— START Given data —

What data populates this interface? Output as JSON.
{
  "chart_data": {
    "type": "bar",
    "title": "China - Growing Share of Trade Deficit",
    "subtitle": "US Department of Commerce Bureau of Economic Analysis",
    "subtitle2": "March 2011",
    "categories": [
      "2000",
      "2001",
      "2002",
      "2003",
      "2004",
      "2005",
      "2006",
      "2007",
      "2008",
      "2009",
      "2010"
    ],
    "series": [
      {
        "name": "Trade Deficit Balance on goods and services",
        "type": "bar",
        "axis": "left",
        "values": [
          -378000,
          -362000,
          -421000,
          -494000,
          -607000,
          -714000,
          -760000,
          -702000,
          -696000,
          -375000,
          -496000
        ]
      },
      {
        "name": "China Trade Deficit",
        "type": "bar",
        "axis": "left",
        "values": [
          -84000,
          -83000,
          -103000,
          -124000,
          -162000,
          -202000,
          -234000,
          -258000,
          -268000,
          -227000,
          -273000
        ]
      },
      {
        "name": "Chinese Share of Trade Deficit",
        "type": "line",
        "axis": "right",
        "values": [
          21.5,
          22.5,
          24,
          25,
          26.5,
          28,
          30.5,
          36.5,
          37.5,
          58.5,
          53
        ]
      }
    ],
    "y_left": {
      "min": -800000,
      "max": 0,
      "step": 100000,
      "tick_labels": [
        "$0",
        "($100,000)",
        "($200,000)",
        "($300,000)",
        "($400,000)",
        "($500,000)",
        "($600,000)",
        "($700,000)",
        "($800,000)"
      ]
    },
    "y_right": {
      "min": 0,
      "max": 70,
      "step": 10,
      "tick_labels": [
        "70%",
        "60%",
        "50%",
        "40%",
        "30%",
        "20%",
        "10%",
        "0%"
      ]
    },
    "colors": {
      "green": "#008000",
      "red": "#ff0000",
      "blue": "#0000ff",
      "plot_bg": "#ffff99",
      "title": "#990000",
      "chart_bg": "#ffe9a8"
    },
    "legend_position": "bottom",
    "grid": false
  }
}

— END Given data —

> [Instructions for the task] Write out all of the records above exactly as they appear.

> [Result]
What data populates this interface? Output as JSON.
{
  "chart_data": {
    "type": "bar",
    "title": "China - Growing Share of Trade Deficit",
    "subtitle": "US Department of Commerce Bureau of Economic Analysis",
    "subtitle2": "March 2011",
    "categories": [
      "2000",
      "2001",
      "2002",
      "2003",
      "2004",
      "2005",
      "2006",
      "2007",
      "2008",
      "2009",
      "2010"
    ],
    "series": [
      {
        "name": "Trade Deficit Balance on goods and services",
        "type": "bar",
        "axis": "left",
        "values": [
          -378000,
          -362000,
          -421000,
          -494000,
          -607000,
          -714000,
          -760000,
          -702000,
          -696000,
          -375000,
          -496000
        ]
      },
      {
        "name": "China Trade Deficit",
        "type": "bar",
        "axis": "left",
        "values": [
          -84000,
          -83000,
          -103000,
          -124000,
          -162000,
          -202000,
          -234000,
          -258000,
          -268000,
          -227000,
          -273000
        ]
      },
      {
        "name": "Chinese Share of Trade Deficit",
        "type": "line",
        "axis": "right",
        "values": [
          21.5,
          22.5,
          24,
          25,
          26.5,
          28,
          30.5,
          36.5,
          37.5,
          58.5,
          53
        ]
      }
    ],
    "y_left": {
      "min": -800000,
      "max": 0,
      "step": 100000,
      "tick_labels": [
        "$0",
        "($100,000)",
        "($200,000)",
        "($300,000)",
        "($400,000)",
        "($500,000)",
        "($600,000)",
        "($700,000)",
        "($800,000)"
      ]
    },
    "y_right": {
      "min": 0,
      "max": 70,
      "step": 10,
      "tick_labels": [
        "70%",
        "60%",
        "50%",
        "40%",
        "30%",
        "20%",
        "10%",
        "0%"
      ]
    },
    "colors": {
      "green": "#008000",
      "red": "#ff0000",
      "blue": "#0000ff",
      "plot_bg": "#ffff99",
      "title": "#990000",
      "chart_bg": "#ffe9a8"
    },
    "legend_position": "bottom",
    "grid": false
  }
}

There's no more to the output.